## Begin

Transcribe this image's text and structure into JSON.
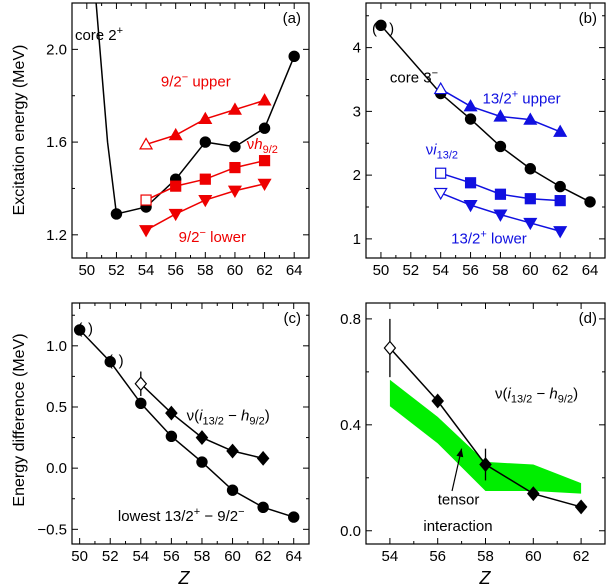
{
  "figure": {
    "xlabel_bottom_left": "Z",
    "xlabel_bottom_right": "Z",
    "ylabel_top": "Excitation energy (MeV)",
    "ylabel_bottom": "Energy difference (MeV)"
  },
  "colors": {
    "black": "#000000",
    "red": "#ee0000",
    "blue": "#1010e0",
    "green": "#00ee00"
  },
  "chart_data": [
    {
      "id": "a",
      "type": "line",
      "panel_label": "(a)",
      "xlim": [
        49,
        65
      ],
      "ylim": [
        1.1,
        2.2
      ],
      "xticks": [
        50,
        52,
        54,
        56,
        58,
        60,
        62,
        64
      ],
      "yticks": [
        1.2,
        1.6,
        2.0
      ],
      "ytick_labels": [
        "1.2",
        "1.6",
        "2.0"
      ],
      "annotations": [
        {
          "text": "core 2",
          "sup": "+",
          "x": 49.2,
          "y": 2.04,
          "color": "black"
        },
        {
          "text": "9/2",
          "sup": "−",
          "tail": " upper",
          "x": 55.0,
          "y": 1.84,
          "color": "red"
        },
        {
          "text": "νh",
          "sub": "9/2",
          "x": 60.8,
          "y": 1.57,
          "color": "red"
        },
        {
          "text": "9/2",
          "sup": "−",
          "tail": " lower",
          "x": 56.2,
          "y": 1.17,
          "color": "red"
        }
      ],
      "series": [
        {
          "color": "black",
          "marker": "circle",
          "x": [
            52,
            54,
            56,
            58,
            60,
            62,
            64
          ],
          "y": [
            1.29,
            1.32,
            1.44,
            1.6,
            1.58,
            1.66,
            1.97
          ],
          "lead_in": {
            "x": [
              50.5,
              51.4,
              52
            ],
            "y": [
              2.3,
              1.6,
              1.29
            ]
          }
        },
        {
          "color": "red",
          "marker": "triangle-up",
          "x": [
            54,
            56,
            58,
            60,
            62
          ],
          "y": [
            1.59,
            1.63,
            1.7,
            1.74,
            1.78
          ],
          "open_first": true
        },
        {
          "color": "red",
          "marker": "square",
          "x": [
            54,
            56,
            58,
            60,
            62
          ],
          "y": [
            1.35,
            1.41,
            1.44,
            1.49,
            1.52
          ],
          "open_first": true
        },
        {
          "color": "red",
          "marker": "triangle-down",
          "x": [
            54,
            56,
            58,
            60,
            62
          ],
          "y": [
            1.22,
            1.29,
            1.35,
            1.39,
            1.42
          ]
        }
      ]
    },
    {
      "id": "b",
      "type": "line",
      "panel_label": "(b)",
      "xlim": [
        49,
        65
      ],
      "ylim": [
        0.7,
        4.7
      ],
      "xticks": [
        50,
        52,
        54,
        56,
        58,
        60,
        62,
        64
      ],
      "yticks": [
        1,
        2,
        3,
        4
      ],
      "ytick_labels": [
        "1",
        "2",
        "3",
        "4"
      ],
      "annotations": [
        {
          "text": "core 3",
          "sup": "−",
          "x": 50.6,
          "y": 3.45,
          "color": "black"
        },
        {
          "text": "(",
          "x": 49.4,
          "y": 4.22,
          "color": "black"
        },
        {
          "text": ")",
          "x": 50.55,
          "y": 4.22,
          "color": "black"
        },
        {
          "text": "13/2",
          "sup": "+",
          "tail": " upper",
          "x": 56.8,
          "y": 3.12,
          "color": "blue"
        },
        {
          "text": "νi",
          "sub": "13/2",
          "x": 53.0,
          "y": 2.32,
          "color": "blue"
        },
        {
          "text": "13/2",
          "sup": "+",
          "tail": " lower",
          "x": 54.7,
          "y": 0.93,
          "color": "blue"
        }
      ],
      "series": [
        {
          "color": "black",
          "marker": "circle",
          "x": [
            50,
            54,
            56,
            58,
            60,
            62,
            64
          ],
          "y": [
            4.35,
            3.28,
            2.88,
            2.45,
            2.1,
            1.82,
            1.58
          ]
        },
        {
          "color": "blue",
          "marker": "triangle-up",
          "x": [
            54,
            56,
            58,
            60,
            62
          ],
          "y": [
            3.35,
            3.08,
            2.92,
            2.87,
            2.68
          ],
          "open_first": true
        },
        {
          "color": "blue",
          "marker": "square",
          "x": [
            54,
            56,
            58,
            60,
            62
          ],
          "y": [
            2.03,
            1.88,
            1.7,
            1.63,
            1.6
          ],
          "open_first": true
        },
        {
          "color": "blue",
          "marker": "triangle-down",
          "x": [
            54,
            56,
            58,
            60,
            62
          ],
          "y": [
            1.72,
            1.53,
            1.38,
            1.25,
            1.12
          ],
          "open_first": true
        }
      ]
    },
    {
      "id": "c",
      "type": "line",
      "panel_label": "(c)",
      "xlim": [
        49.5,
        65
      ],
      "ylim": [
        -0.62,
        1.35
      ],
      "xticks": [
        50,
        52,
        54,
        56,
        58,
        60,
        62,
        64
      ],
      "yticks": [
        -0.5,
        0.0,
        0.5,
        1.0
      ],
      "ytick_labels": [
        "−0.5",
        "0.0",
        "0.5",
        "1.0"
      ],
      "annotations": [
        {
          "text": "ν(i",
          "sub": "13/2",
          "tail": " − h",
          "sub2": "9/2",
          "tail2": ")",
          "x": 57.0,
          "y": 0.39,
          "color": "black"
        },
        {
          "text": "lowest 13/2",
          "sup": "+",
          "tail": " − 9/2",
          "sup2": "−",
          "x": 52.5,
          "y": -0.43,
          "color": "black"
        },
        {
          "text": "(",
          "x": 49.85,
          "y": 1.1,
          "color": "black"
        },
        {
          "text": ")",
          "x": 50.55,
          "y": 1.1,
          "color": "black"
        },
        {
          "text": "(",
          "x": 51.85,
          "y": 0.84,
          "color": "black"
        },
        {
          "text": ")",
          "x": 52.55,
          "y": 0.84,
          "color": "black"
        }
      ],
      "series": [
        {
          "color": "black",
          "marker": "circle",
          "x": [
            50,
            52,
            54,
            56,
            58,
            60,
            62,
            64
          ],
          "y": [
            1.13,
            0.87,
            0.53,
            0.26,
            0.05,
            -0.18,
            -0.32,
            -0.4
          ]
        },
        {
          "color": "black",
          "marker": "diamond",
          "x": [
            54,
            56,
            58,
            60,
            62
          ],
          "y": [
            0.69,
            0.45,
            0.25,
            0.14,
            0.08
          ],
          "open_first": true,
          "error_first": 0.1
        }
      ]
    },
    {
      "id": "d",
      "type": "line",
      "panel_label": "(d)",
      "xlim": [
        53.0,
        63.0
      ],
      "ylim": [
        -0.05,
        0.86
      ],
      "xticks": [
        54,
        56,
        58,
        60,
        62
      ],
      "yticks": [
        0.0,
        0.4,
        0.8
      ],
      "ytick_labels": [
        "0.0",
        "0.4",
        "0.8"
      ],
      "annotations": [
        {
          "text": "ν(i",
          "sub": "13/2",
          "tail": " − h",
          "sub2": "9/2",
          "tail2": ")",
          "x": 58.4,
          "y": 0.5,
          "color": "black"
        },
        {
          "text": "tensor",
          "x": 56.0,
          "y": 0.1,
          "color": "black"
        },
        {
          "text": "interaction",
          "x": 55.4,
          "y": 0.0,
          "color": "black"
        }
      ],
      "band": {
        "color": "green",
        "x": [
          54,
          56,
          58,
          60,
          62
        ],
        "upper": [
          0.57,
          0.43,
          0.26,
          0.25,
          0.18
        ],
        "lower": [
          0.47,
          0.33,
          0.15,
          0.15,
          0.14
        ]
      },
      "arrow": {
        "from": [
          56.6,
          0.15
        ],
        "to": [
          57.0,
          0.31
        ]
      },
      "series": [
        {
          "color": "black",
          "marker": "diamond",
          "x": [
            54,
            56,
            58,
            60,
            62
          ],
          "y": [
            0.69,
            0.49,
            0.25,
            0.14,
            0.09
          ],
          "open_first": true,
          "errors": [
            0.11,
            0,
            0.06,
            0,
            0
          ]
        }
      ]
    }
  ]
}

## End
## Begin

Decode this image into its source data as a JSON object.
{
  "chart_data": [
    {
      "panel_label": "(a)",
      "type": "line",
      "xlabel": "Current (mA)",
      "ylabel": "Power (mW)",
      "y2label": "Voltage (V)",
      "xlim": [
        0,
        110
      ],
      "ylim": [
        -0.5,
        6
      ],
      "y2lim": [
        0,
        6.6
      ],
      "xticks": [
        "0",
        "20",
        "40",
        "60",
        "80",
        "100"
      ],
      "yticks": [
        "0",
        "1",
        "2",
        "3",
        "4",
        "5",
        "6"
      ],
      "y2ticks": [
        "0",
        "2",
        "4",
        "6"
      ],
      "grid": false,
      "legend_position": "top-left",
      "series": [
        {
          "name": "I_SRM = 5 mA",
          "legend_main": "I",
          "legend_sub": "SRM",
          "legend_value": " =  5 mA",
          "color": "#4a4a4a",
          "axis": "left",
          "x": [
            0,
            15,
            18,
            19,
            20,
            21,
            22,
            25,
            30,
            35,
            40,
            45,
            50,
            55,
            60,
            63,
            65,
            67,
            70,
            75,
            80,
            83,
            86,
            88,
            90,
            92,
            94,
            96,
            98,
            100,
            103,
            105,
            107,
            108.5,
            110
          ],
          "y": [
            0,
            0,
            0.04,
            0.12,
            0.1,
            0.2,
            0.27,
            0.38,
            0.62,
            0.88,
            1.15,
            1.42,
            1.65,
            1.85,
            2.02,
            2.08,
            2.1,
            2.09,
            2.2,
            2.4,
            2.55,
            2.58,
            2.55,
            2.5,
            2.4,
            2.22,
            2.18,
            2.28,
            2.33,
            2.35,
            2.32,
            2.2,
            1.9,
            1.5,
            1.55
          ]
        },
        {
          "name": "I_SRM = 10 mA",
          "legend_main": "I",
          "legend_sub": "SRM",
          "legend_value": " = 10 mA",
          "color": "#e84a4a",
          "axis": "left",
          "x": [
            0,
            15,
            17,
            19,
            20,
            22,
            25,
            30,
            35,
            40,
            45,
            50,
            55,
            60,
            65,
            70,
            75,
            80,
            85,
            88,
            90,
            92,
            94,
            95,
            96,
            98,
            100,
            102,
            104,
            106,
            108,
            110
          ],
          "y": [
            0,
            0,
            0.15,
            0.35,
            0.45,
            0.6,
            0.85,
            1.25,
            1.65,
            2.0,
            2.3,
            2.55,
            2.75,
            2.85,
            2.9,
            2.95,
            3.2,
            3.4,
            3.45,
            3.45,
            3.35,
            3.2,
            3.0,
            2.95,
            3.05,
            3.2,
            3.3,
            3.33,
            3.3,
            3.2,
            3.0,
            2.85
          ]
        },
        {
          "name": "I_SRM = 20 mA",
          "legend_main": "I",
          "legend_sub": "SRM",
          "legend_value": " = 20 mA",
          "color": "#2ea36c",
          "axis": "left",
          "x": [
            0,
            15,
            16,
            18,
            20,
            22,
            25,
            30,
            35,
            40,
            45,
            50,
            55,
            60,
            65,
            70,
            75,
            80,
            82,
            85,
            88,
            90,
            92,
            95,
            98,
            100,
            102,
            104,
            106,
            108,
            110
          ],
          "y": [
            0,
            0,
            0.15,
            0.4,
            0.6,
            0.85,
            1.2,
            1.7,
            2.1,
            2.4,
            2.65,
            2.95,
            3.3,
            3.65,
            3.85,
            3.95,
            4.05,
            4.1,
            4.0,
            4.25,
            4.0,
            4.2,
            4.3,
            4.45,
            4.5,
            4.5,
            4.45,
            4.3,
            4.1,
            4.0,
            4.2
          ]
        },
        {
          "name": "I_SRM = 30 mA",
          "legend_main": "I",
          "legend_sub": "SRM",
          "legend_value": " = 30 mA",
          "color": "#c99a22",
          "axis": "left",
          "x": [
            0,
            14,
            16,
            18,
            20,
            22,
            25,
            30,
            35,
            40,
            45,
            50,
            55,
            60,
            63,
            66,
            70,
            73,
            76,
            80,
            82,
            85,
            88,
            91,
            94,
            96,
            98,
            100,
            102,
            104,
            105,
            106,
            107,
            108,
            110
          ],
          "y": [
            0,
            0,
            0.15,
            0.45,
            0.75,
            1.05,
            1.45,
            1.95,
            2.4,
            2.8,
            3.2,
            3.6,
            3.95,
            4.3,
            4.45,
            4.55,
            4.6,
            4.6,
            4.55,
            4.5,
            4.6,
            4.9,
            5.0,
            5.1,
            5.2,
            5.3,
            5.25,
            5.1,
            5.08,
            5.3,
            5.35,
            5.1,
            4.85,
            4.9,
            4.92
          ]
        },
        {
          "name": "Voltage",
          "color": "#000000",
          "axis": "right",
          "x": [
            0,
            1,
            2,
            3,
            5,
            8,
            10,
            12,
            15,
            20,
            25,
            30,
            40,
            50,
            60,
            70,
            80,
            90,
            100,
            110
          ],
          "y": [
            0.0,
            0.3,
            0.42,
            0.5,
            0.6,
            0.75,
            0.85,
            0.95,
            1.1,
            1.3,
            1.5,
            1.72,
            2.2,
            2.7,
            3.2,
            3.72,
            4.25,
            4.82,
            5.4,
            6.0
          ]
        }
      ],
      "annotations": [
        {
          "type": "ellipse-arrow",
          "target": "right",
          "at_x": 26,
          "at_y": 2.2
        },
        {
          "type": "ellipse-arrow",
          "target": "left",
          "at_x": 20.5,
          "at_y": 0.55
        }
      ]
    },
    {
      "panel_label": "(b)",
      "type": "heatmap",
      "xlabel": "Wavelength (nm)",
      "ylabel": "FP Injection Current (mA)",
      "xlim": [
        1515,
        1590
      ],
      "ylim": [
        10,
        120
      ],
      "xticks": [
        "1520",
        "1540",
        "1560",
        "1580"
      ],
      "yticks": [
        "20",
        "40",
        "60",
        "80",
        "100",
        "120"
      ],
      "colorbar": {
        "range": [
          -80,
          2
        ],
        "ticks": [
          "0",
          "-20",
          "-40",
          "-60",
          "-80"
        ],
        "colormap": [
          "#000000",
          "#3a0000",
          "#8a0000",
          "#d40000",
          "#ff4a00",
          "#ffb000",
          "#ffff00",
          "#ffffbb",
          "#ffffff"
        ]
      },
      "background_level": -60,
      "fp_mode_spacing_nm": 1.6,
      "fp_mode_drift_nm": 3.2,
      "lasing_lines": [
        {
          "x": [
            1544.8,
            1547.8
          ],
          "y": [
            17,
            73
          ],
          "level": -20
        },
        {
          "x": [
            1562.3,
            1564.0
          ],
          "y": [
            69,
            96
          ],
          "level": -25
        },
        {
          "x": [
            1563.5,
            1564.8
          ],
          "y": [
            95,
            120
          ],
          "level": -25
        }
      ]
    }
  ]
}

## End

Aim of the task - Search the data above for the word "name", then gather each line in which it appears.

Exercise result -
          "name": "I_SRM = 5 mA",
          "name": "I_SRM = 10 mA",
          "name": "I_SRM = 20 mA",
          "name": "I_SRM = 30 mA",
          "name": "Voltage",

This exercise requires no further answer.